Stored rows >>
-- Start --

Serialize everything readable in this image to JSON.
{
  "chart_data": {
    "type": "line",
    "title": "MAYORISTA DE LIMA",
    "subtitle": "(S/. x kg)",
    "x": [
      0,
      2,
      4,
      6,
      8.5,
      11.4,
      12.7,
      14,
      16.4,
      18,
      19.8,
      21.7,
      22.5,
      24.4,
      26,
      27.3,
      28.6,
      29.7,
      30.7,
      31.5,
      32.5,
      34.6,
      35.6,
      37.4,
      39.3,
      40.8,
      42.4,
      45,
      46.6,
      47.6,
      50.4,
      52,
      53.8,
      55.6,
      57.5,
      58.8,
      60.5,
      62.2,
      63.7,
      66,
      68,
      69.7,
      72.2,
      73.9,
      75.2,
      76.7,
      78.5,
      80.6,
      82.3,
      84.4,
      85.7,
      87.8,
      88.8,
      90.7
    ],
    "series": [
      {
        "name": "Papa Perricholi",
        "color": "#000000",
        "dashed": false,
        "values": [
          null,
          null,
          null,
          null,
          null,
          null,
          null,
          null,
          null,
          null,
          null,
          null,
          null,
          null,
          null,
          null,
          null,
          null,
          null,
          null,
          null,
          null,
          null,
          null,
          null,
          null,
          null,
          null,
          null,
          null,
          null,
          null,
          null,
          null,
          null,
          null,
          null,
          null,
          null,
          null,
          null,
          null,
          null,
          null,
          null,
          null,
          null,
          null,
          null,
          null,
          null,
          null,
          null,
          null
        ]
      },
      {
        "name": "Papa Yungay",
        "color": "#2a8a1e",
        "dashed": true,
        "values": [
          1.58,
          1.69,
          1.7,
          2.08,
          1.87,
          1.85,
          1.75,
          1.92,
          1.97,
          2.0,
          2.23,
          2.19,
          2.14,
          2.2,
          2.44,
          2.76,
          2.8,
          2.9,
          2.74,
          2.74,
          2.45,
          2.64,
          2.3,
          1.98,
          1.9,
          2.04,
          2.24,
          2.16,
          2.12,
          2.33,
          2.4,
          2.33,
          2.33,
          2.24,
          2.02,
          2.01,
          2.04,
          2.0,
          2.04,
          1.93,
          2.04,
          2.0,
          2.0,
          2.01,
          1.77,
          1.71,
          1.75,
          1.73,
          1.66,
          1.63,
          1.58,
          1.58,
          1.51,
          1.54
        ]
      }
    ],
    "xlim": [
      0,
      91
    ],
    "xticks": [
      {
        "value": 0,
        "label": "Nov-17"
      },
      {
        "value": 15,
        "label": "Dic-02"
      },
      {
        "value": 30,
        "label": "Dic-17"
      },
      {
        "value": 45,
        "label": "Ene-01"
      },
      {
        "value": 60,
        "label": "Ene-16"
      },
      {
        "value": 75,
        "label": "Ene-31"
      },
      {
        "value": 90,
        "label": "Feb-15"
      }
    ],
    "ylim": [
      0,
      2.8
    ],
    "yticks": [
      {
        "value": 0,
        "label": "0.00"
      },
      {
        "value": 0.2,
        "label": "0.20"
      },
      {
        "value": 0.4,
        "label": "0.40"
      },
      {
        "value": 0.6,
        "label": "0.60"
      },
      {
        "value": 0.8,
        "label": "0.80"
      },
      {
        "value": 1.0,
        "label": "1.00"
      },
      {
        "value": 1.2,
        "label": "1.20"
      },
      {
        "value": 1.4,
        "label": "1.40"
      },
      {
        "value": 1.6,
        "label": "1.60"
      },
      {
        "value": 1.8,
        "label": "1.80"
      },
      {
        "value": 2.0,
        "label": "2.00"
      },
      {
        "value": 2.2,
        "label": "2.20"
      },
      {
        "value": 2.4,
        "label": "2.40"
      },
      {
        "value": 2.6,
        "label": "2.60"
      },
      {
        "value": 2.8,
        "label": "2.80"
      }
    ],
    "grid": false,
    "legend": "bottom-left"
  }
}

-- End --

Given request >>
Provide the number of lines in the data above that contain the string "Papa", and nothing else.

Answer to this problem >>
2